((

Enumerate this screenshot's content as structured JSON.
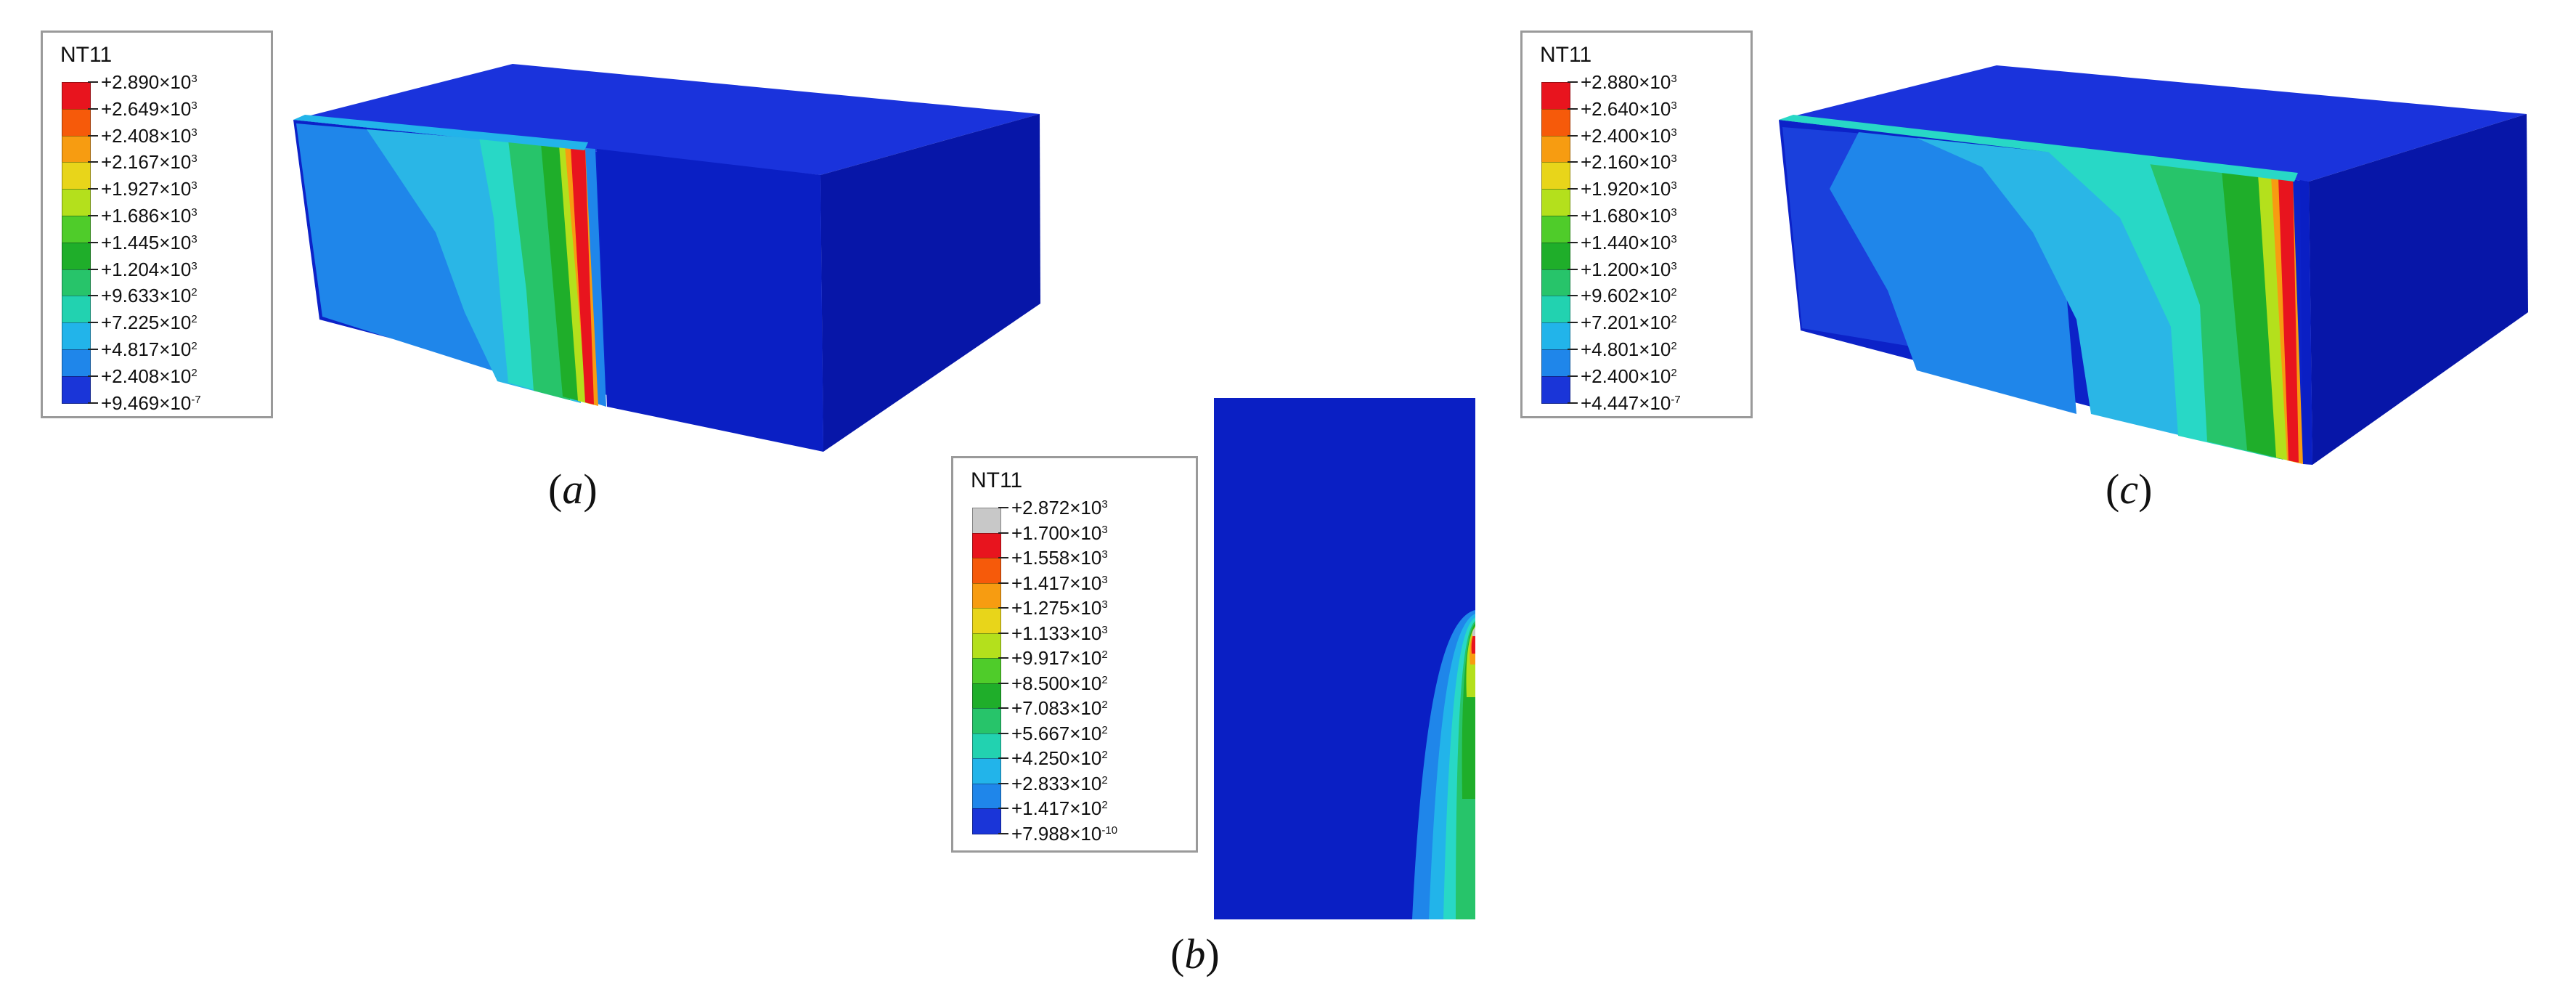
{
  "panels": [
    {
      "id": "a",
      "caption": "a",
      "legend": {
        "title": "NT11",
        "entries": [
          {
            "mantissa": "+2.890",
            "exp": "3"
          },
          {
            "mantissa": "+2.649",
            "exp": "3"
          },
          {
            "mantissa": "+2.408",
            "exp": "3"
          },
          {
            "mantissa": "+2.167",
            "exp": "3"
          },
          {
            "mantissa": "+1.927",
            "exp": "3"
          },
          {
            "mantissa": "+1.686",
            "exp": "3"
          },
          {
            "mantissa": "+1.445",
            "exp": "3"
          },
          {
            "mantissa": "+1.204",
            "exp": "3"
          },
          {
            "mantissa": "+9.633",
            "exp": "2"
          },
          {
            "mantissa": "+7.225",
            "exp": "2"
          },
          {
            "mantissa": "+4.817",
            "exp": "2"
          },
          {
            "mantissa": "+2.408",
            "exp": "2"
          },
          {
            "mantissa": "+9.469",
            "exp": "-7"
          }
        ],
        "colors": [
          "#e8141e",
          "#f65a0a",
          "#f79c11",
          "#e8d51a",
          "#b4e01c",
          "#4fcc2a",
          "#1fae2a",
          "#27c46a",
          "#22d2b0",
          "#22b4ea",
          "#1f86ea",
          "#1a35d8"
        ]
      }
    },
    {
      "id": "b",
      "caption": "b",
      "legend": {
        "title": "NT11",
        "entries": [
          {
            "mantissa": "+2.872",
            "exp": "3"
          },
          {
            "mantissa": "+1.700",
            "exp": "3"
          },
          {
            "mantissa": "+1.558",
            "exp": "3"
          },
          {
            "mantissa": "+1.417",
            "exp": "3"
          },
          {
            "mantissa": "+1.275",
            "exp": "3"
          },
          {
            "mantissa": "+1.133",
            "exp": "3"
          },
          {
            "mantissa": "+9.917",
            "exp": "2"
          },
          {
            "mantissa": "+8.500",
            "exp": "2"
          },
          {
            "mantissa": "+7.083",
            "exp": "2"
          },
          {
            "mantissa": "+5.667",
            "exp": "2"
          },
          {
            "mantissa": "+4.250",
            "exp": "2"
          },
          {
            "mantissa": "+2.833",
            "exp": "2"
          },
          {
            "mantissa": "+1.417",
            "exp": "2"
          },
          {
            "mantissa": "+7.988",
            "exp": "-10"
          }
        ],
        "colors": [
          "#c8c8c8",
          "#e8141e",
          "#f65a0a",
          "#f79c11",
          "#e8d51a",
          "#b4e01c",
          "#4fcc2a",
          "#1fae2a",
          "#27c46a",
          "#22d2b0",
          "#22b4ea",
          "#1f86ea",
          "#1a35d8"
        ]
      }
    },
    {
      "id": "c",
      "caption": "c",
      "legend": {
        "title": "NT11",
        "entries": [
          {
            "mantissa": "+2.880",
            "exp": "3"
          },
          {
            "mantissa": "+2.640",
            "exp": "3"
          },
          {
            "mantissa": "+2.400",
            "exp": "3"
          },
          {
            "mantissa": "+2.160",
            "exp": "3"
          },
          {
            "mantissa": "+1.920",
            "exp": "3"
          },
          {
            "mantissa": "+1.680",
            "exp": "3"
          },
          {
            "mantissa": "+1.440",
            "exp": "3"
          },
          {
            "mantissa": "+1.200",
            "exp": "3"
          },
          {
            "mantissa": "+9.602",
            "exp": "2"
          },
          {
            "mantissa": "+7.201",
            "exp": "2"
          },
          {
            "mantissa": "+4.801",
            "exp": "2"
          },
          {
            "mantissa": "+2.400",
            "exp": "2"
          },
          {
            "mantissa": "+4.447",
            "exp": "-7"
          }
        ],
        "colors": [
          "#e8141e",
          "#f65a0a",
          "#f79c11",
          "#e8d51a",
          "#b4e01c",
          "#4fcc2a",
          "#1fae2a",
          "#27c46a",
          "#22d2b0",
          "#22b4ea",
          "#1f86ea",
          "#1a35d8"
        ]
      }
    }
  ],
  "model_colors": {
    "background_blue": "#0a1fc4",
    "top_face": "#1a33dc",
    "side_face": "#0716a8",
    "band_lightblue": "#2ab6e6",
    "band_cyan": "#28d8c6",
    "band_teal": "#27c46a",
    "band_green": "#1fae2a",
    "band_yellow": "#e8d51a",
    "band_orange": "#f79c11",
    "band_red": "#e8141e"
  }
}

))

(Exercise objective): Every entry should be returned exactly as written, minus the pictures.

(The reply):
Enumerate this screenshot's content as structured JSON.
{
  "panels": [
    {
      "id": "a",
      "caption": "a",
      "legend": {
        "title": "NT11",
        "entries": [
          {
            "mantissa": "+2.890",
            "exp": "3"
          },
          {
            "mantissa": "+2.649",
            "exp": "3"
          },
          {
            "mantissa": "+2.408",
            "exp": "3"
          },
          {
            "mantissa": "+2.167",
            "exp": "3"
          },
          {
            "mantissa": "+1.927",
            "exp": "3"
          },
          {
            "mantissa": "+1.686",
            "exp": "3"
          },
          {
            "mantissa": "+1.445",
            "exp": "3"
          },
          {
            "mantissa": "+1.204",
            "exp": "3"
          },
          {
            "mantissa": "+9.633",
            "exp": "2"
          },
          {
            "mantissa": "+7.225",
            "exp": "2"
          },
          {
            "mantissa": "+4.817",
            "exp": "2"
          },
          {
            "mantissa": "+2.408",
            "exp": "2"
          },
          {
            "mantissa": "+9.469",
            "exp": "-7"
          }
        ],
        "colors": [
          "#e8141e",
          "#f65a0a",
          "#f79c11",
          "#e8d51a",
          "#b4e01c",
          "#4fcc2a",
          "#1fae2a",
          "#27c46a",
          "#22d2b0",
          "#22b4ea",
          "#1f86ea",
          "#1a35d8"
        ]
      }
    },
    {
      "id": "b",
      "caption": "b",
      "legend": {
        "title": "NT11",
        "entries": [
          {
            "mantissa": "+2.872",
            "exp": "3"
          },
          {
            "mantissa": "+1.700",
            "exp": "3"
          },
          {
            "mantissa": "+1.558",
            "exp": "3"
          },
          {
            "mantissa": "+1.417",
            "exp": "3"
          },
          {
            "mantissa": "+1.275",
            "exp": "3"
          },
          {
            "mantissa": "+1.133",
            "exp": "3"
          },
          {
            "mantissa": "+9.917",
            "exp": "2"
          },
          {
            "mantissa": "+8.500",
            "exp": "2"
          },
          {
            "mantissa": "+7.083",
            "exp": "2"
          },
          {
            "mantissa": "+5.667",
            "exp": "2"
          },
          {
            "mantissa": "+4.250",
            "exp": "2"
          },
          {
            "mantissa": "+2.833",
            "exp": "2"
          },
          {
            "mantissa": "+1.417",
            "exp": "2"
          },
          {
            "mantissa": "+7.988",
            "exp": "-10"
          }
        ],
        "colors": [
          "#c8c8c8",
          "#e8141e",
          "#f65a0a",
          "#f79c11",
          "#e8d51a",
          "#b4e01c",
          "#4fcc2a",
          "#1fae2a",
          "#27c46a",
          "#22d2b0",
          "#22b4ea",
          "#1f86ea",
          "#1a35d8"
        ]
      }
    },
    {
      "id": "c",
      "caption": "c",
      "legend": {
        "title": "NT11",
        "entries": [
          {
            "mantissa": "+2.880",
            "exp": "3"
          },
          {
            "mantissa": "+2.640",
            "exp": "3"
          },
          {
            "mantissa": "+2.400",
            "exp": "3"
          },
          {
            "mantissa": "+2.160",
            "exp": "3"
          },
          {
            "mantissa": "+1.920",
            "exp": "3"
          },
          {
            "mantissa": "+1.680",
            "exp": "3"
          },
          {
            "mantissa": "+1.440",
            "exp": "3"
          },
          {
            "mantissa": "+1.200",
            "exp": "3"
          },
          {
            "mantissa": "+9.602",
            "exp": "2"
          },
          {
            "mantissa": "+7.201",
            "exp": "2"
          },
          {
            "mantissa": "+4.801",
            "exp": "2"
          },
          {
            "mantissa": "+2.400",
            "exp": "2"
          },
          {
            "mantissa": "+4.447",
            "exp": "-7"
          }
        ],
        "colors": [
          "#e8141e",
          "#f65a0a",
          "#f79c11",
          "#e8d51a",
          "#b4e01c",
          "#4fcc2a",
          "#1fae2a",
          "#27c46a",
          "#22d2b0",
          "#22b4ea",
          "#1f86ea",
          "#1a35d8"
        ]
      }
    }
  ],
  "model_colors": {
    "background_blue": "#0a1fc4",
    "top_face": "#1a33dc",
    "side_face": "#0716a8",
    "band_lightblue": "#2ab6e6",
    "band_cyan": "#28d8c6",
    "band_teal": "#27c46a",
    "band_green": "#1fae2a",
    "band_yellow": "#e8d51a",
    "band_orange": "#f79c11",
    "band_red": "#e8141e"
  }
}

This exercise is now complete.